What you need to do »
Print the records again, character for character.

Entries supplied »
============

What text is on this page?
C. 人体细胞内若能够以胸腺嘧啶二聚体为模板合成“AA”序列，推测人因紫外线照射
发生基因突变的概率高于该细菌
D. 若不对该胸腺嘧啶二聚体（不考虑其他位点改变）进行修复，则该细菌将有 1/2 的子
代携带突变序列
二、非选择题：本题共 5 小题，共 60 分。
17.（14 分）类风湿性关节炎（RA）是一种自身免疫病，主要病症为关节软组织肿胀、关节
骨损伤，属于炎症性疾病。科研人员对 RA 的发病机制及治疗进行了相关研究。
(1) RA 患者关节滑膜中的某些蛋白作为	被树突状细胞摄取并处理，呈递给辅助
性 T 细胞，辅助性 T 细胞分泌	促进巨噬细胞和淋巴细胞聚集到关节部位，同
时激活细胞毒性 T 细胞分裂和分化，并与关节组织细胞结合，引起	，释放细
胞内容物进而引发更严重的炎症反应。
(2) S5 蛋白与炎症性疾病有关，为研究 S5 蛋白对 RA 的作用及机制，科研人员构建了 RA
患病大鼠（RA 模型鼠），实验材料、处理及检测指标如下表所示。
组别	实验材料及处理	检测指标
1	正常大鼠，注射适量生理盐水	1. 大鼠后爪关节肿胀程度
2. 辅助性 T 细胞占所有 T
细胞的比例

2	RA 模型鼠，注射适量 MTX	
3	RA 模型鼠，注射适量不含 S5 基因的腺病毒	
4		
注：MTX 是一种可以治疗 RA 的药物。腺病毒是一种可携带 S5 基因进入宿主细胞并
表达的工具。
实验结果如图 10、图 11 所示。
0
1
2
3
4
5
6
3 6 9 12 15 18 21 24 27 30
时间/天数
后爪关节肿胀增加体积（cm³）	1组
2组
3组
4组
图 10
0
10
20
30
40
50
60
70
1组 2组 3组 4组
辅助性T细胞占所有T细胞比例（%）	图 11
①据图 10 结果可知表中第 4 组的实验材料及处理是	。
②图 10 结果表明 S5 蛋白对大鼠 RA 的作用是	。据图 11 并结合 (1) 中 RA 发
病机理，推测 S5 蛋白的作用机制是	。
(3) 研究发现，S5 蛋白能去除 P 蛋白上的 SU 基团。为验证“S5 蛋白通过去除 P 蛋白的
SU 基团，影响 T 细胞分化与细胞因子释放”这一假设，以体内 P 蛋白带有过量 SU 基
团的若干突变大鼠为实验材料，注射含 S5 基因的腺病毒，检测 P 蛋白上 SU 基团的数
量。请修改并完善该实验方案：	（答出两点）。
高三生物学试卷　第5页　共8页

============

Exercise result »
What text is on this page?
C. 人体细胞内若能够以胸腺嘧啶二聚体为模板合成“AA”序列，推测人因紫外线照射
发生基因突变的概率高于该细菌
D. 若不对该胸腺嘧啶二聚体（不考虑其他位点改变）进行修复，则该细菌将有 1/2 的子
代携带突变序列
二、非选择题：本题共 5 小题，共 60 分。
17.（14 分）类风湿性关节炎（RA）是一种自身免疫病，主要病症为关节软组织肿胀、关节
骨损伤，属于炎症性疾病。科研人员对 RA 的发病机制及治疗进行了相关研究。
(1) RA 患者关节滑膜中的某些蛋白作为	被树突状细胞摄取并处理，呈递给辅助
性 T 细胞，辅助性 T 细胞分泌	促进巨噬细胞和淋巴细胞聚集到关节部位，同
时激活细胞毒性 T 细胞分裂和分化，并与关节组织细胞结合，引起	，释放细
胞内容物进而引发更严重的炎症反应。
(2) S5 蛋白与炎症性疾病有关，为研究 S5 蛋白对 RA 的作用及机制，科研人员构建了 RA
患病大鼠（RA 模型鼠），实验材料、处理及检测指标如下表所示。
组别	实验材料及处理	检测指标
1	正常大鼠，注射适量生理盐水	1. 大鼠后爪关节肿胀程度
2. 辅助性 T 细胞占所有 T
细胞的比例

2	RA 模型鼠，注射适量 MTX	
3	RA 模型鼠，注射适量不含 S5 基因的腺病毒	
4		
注：MTX 是一种可以治疗 RA 的药物。腺病毒是一种可携带 S5 基因进入宿主细胞并
表达的工具。
实验结果如图 10、图 11 所示。
0
1
2
3
4
5
6
3 6 9 12 15 18 21 24 27 30
时间/天数
后爪关节肿胀增加体积（cm³）	1组
2组
3组
4组
图 10
0
10
20
30
40
50
60
70
1组 2组 3组 4组
辅助性T细胞占所有T细胞比例（%）	图 11
①据图 10 结果可知表中第 4 组的实验材料及处理是	。
②图 10 结果表明 S5 蛋白对大鼠 RA 的作用是	。据图 11 并结合 (1) 中 RA 发
病机理，推测 S5 蛋白的作用机制是	。
(3) 研究发现，S5 蛋白能去除 P 蛋白上的 SU 基团。为验证“S5 蛋白通过去除 P 蛋白的
SU 基团，影响 T 细胞分化与细胞因子释放”这一假设，以体内 P 蛋白带有过量 SU 基
团的若干突变大鼠为实验材料，注射含 S5 基因的腺病毒，检测 P 蛋白上 SU 基团的数
量。请修改并完善该实验方案：	（答出两点）。
高三生物学试卷　第5页　共8页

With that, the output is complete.